_Request_.
All material below is to be reproduced exactly.

_Information supplied_.
* Begin *
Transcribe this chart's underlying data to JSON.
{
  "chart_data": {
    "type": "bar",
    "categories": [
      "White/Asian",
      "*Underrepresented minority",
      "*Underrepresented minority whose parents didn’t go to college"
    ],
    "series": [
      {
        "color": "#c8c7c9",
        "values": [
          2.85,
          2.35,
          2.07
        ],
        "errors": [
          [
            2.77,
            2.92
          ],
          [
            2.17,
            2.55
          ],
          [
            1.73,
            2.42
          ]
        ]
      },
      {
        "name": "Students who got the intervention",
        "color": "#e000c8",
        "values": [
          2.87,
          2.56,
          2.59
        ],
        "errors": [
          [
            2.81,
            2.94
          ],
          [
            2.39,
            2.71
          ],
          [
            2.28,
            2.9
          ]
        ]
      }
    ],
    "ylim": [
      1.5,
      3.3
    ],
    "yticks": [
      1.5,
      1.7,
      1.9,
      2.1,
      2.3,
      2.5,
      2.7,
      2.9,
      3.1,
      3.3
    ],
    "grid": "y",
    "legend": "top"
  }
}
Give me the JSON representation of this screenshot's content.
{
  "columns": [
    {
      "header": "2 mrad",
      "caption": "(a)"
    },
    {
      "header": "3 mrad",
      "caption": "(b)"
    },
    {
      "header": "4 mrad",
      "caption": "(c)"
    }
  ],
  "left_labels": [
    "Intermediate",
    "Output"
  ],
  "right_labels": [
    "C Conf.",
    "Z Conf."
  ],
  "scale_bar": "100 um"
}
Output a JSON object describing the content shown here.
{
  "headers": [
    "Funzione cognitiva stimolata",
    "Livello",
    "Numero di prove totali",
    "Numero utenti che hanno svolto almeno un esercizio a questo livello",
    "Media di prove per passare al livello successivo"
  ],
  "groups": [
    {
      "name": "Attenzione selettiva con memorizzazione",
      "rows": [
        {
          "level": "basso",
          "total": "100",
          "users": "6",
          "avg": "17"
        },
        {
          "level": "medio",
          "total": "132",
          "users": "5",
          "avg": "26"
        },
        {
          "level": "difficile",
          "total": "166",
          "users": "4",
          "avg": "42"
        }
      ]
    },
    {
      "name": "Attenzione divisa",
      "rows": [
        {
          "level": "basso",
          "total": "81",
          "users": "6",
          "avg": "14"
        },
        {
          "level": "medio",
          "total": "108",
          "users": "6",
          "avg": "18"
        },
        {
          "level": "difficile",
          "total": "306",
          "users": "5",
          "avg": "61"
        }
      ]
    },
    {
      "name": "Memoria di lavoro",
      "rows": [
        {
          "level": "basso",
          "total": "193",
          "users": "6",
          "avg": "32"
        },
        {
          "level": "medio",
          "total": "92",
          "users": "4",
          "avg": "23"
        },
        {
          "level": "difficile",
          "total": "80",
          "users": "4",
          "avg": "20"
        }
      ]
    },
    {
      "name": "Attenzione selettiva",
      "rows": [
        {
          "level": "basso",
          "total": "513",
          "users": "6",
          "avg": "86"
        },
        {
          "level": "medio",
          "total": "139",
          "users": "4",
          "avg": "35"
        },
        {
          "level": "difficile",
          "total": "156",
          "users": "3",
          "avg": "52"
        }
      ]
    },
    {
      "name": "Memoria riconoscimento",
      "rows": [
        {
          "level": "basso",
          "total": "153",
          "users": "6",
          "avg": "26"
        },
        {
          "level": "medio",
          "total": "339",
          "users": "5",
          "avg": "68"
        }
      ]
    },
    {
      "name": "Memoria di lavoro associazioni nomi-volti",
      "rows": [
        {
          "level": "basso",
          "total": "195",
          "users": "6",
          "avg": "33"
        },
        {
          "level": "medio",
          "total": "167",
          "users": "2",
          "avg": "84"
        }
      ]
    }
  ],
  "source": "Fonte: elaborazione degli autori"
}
* End *
_Answer to this task_.
Transcribe this chart's underlying data to JSON.
{
  "chart_data": {
    "type": "bar",
    "categories": [
      "White/Asian",
      "*Underrepresented minority",
      "*Underrepresented minority whose parents didn’t go to college"
    ],
    "series": [
      {
        "color": "#c8c7c9",
        "values": [
          2.85,
          2.35,
          2.07
        ],
        "errors": [
          [
            2.77,
            2.92
          ],
          [
            2.17,
            2.55
          ],
          [
            1.73,
            2.42
          ]
        ]
      },
      {
        "name": "Students who got the intervention",
        "color": "#e000c8",
        "values": [
          2.87,
          2.56,
          2.59
        ],
        "errors": [
          [
            2.81,
            2.94
          ],
          [
            2.39,
            2.71
          ],
          [
            2.28,
            2.9
          ]
        ]
      }
    ],
    "ylim": [
      1.5,
      3.3
    ],
    "yticks": [
      1.5,
      1.7,
      1.9,
      2.1,
      2.3,
      2.5,
      2.7,
      2.9,
      3.1,
      3.3
    ],
    "grid": "y",
    "legend": "top"
  }
}
Give me the JSON representation of this screenshot's content.
{
  "columns": [
    {
      "header": "2 mrad",
      "caption": "(a)"
    },
    {
      "header": "3 mrad",
      "caption": "(b)"
    },
    {
      "header": "4 mrad",
      "caption": "(c)"
    }
  ],
  "left_labels": [
    "Intermediate",
    "Output"
  ],
  "right_labels": [
    "C Conf.",
    "Z Conf."
  ],
  "scale_bar": "100 um"
}
Output a JSON object describing the content shown here.
{
  "headers": [
    "Funzione cognitiva stimolata",
    "Livello",
    "Numero di prove totali",
    "Numero utenti che hanno svolto almeno un esercizio a questo livello",
    "Media di prove per passare al livello successivo"
  ],
  "groups": [
    {
      "name": "Attenzione selettiva con memorizzazione",
      "rows": [
        {
          "level": "basso",
          "total": "100",
          "users": "6",
          "avg": "17"
        },
        {
          "level": "medio",
          "total": "132",
          "users": "5",
          "avg": "26"
        },
        {
          "level": "difficile",
          "total": "166",
          "users": "4",
          "avg": "42"
        }
      ]
    },
    {
      "name": "Attenzione divisa",
      "rows": [
        {
          "level": "basso",
          "total": "81",
          "users": "6",
          "avg": "14"
        },
        {
          "level": "medio",
          "total": "108",
          "users": "6",
          "avg": "18"
        },
        {
          "level": "difficile",
          "total": "306",
          "users": "5",
          "avg": "61"
        }
      ]
    },
    {
      "name": "Memoria di lavoro",
      "rows": [
        {
          "level": "basso",
          "total": "193",
          "users": "6",
          "avg": "32"
        },
        {
          "level": "medio",
          "total": "92",
          "users": "4",
          "avg": "23"
        },
        {
          "level": "difficile",
          "total": "80",
          "users": "4",
          "avg": "20"
        }
      ]
    },
    {
      "name": "Attenzione selettiva",
      "rows": [
        {
          "level": "basso",
          "total": "513",
          "users": "6",
          "avg": "86"
        },
        {
          "level": "medio",
          "total": "139",
          "users": "4",
          "avg": "35"
        },
        {
          "level": "difficile",
          "total": "156",
          "users": "3",
          "avg": "52"
        }
      ]
    },
    {
      "name": "Memoria riconoscimento",
      "rows": [
        {
          "level": "basso",
          "total": "153",
          "users": "6",
          "avg": "26"
        },
        {
          "level": "medio",
          "total": "339",
          "users": "5",
          "avg": "68"
        }
      ]
    },
    {
      "name": "Memoria di lavoro associazioni nomi-volti",
      "rows": [
        {
          "level": "basso",
          "total": "195",
          "users": "6",
          "avg": "33"
        },
        {
          "level": "medio",
          "total": "167",
          "users": "2",
          "avg": "84"
        }
      ]
    }
  ],
  "source": "Fonte: elaborazione degli autori"
}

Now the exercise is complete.